→ TASK REQUIREMENTS
Find every line of the listing below where "正确答案" appears, and copy it.

→ INFORMATION GIVEN

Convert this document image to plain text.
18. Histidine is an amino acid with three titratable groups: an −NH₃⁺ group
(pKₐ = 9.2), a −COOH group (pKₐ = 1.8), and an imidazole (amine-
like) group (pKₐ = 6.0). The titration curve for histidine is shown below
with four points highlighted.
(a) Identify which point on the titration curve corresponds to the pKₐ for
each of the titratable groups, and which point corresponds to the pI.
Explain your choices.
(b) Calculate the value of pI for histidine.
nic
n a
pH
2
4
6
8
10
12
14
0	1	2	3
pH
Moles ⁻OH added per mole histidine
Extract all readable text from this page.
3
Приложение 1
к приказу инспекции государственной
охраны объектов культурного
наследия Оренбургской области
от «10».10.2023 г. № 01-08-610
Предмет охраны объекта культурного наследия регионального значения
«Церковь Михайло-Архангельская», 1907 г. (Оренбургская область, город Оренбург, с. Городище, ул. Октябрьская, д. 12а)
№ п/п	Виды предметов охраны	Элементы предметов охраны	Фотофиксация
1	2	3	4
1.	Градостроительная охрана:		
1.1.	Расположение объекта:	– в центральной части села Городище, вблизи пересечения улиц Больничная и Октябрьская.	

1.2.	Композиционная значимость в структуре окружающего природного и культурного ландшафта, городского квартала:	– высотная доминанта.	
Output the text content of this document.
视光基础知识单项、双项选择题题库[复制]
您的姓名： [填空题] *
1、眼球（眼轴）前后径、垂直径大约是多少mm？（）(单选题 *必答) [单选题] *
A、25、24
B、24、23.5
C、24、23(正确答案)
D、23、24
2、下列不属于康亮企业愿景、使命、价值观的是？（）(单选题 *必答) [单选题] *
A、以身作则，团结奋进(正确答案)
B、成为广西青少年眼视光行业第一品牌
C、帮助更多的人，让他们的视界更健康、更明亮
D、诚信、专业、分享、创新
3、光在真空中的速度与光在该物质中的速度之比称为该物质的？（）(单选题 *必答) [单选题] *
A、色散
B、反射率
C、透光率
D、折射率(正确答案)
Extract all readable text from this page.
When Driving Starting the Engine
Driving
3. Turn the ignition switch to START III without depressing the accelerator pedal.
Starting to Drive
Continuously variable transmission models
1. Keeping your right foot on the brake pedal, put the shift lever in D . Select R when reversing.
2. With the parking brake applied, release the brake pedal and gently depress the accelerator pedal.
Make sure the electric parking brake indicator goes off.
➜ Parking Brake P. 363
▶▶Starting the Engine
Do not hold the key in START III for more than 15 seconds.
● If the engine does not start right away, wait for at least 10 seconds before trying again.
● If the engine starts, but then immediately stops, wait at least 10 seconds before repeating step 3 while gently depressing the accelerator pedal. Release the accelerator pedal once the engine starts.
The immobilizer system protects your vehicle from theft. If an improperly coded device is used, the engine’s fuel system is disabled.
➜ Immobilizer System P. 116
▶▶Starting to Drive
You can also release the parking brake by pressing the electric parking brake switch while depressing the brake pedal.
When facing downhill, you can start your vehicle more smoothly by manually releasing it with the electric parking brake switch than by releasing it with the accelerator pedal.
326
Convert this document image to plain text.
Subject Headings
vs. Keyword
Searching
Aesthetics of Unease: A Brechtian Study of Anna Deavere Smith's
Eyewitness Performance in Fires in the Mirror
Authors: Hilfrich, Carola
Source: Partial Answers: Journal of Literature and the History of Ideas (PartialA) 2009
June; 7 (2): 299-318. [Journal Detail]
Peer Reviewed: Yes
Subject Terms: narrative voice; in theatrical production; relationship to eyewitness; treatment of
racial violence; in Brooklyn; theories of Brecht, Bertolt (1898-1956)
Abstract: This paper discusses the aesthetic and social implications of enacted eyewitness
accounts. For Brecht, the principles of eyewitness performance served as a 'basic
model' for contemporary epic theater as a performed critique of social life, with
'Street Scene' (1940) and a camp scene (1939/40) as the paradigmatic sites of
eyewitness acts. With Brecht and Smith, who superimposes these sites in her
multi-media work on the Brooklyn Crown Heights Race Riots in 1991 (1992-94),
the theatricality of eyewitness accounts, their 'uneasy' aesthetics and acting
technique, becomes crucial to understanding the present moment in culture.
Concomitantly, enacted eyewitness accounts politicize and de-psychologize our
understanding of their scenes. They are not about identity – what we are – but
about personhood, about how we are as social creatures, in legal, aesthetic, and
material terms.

→ SOLUTION
C、24、23(正确答案)
A、以身作则，团结奋进(正确答案)
D、折射率(正确答案)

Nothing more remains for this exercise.